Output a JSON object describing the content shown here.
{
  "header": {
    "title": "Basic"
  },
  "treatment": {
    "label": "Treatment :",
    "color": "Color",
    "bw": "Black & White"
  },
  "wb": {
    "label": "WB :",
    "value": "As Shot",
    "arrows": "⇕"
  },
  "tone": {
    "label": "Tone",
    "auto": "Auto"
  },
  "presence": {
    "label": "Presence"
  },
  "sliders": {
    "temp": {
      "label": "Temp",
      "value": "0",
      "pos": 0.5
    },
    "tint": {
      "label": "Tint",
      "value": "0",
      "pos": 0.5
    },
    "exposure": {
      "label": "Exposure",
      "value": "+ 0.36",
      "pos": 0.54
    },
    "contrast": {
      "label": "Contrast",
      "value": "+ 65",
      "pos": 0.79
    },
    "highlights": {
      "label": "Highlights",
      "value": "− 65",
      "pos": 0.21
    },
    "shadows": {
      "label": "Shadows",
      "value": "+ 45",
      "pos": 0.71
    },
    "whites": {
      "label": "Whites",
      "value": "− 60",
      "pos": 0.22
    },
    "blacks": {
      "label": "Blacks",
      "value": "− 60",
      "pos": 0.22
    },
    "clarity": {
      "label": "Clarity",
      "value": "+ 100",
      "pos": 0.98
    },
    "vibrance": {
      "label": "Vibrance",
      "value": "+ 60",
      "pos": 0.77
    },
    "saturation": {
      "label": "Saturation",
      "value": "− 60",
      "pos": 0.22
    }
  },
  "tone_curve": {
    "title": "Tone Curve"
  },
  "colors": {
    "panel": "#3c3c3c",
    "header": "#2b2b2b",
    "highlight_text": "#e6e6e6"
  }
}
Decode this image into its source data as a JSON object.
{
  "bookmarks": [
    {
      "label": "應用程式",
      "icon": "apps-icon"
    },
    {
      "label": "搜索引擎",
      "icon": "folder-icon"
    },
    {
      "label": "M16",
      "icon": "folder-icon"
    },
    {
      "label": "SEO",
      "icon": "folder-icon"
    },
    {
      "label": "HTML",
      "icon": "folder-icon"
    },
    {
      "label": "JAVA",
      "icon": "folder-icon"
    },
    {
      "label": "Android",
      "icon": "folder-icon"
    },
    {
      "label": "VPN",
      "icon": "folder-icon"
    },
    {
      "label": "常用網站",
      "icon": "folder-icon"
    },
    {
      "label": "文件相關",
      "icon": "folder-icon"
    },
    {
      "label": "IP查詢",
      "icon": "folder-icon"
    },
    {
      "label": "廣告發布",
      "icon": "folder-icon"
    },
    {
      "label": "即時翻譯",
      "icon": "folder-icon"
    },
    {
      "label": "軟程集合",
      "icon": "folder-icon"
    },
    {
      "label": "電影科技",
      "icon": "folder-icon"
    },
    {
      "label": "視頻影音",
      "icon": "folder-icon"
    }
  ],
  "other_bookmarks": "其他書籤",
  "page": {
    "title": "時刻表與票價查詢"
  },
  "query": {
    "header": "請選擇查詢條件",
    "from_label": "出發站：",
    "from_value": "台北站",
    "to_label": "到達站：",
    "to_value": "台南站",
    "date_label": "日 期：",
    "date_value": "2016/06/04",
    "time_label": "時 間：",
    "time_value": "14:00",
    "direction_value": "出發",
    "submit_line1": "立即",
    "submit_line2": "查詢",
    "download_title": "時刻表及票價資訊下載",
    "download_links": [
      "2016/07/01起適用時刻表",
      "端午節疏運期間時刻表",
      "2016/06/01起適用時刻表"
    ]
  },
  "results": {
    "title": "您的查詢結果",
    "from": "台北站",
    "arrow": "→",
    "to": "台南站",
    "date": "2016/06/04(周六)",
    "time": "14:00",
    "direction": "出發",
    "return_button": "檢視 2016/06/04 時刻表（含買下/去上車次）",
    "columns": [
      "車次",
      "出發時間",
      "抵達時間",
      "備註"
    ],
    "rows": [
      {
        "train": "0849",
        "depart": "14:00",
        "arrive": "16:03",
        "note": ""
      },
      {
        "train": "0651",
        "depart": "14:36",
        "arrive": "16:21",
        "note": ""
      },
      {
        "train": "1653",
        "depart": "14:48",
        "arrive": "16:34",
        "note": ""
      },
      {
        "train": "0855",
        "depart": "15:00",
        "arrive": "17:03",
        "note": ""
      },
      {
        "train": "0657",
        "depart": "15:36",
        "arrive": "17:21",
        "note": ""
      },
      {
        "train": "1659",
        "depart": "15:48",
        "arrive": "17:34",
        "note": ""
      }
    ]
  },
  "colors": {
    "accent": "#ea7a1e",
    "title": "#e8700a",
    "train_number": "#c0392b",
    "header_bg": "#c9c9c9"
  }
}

++++++++++++++++++++

The exercise »
Using the data above, reproduce every line exactly.

Answer »
Output a JSON object describing the content shown here.
{
  "header": {
    "title": "Basic"
  },
  "treatment": {
    "label": "Treatment :",
    "color": "Color",
    "bw": "Black & White"
  },
  "wb": {
    "label": "WB :",
    "value": "As Shot",
    "arrows": "⇕"
  },
  "tone": {
    "label": "Tone",
    "auto": "Auto"
  },
  "presence": {
    "label": "Presence"
  },
  "sliders": {
    "temp": {
      "label": "Temp",
      "value": "0",
      "pos": 0.5
    },
    "tint": {
      "label": "Tint",
      "value": "0",
      "pos": 0.5
    },
    "exposure": {
      "label": "Exposure",
      "value": "+ 0.36",
      "pos": 0.54
    },
    "contrast": {
      "label": "Contrast",
      "value": "+ 65",
      "pos": 0.79
    },
    "highlights": {
      "label": "Highlights",
      "value": "− 65",
      "pos": 0.21
    },
    "shadows": {
      "label": "Shadows",
      "value": "+ 45",
      "pos": 0.71
    },
    "whites": {
      "label": "Whites",
      "value": "− 60",
      "pos": 0.22
    },
    "blacks": {
      "label": "Blacks",
      "value": "− 60",
      "pos": 0.22
    },
    "clarity": {
      "label": "Clarity",
      "value": "+ 100",
      "pos": 0.98
    },
    "vibrance": {
      "label": "Vibrance",
      "value": "+ 60",
      "pos": 0.77
    },
    "saturation": {
      "label": "Saturation",
      "value": "− 60",
      "pos": 0.22
    }
  },
  "tone_curve": {
    "title": "Tone Curve"
  },
  "colors": {
    "panel": "#3c3c3c",
    "header": "#2b2b2b",
    "highlight_text": "#e6e6e6"
  }
}
Decode this image into its source data as a JSON object.
{
  "bookmarks": [
    {
      "label": "應用程式",
      "icon": "apps-icon"
    },
    {
      "label": "搜索引擎",
      "icon": "folder-icon"
    },
    {
      "label": "M16",
      "icon": "folder-icon"
    },
    {
      "label": "SEO",
      "icon": "folder-icon"
    },
    {
      "label": "HTML",
      "icon": "folder-icon"
    },
    {
      "label": "JAVA",
      "icon": "folder-icon"
    },
    {
      "label": "Android",
      "icon": "folder-icon"
    },
    {
      "label": "VPN",
      "icon": "folder-icon"
    },
    {
      "label": "常用網站",
      "icon": "folder-icon"
    },
    {
      "label": "文件相關",
      "icon": "folder-icon"
    },
    {
      "label": "IP查詢",
      "icon": "folder-icon"
    },
    {
      "label": "廣告發布",
      "icon": "folder-icon"
    },
    {
      "label": "即時翻譯",
      "icon": "folder-icon"
    },
    {
      "label": "軟程集合",
      "icon": "folder-icon"
    },
    {
      "label": "電影科技",
      "icon": "folder-icon"
    },
    {
      "label": "視頻影音",
      "icon": "folder-icon"
    }
  ],
  "other_bookmarks": "其他書籤",
  "page": {
    "title": "時刻表與票價查詢"
  },
  "query": {
    "header": "請選擇查詢條件",
    "from_label": "出發站：",
    "from_value": "台北站",
    "to_label": "到達站：",
    "to_value": "台南站",
    "date_label": "日 期：",
    "date_value": "2016/06/04",
    "time_label": "時 間：",
    "time_value": "14:00",
    "direction_value": "出發",
    "submit_line1": "立即",
    "submit_line2": "查詢",
    "download_title": "時刻表及票價資訊下載",
    "download_links": [
      "2016/07/01起適用時刻表",
      "端午節疏運期間時刻表",
      "2016/06/01起適用時刻表"
    ]
  },
  "results": {
    "title": "您的查詢結果",
    "from": "台北站",
    "arrow": "→",
    "to": "台南站",
    "date": "2016/06/04(周六)",
    "time": "14:00",
    "direction": "出發",
    "return_button": "檢視 2016/06/04 時刻表（含買下/去上車次）",
    "columns": [
      "車次",
      "出發時間",
      "抵達時間",
      "備註"
    ],
    "rows": [
      {
        "train": "0849",
        "depart": "14:00",
        "arrive": "16:03",
        "note": ""
      },
      {
        "train": "0651",
        "depart": "14:36",
        "arrive": "16:21",
        "note": ""
      },
      {
        "train": "1653",
        "depart": "14:48",
        "arrive": "16:34",
        "note": ""
      },
      {
        "train": "0855",
        "depart": "15:00",
        "arrive": "17:03",
        "note": ""
      },
      {
        "train": "0657",
        "depart": "15:36",
        "arrive": "17:21",
        "note": ""
      },
      {
        "train": "1659",
        "depart": "15:48",
        "arrive": "17:34",
        "note": ""
      }
    ]
  },
  "colors": {
    "accent": "#ea7a1e",
    "title": "#e8700a",
    "train_number": "#c0392b",
    "header_bg": "#c9c9c9"
  }
}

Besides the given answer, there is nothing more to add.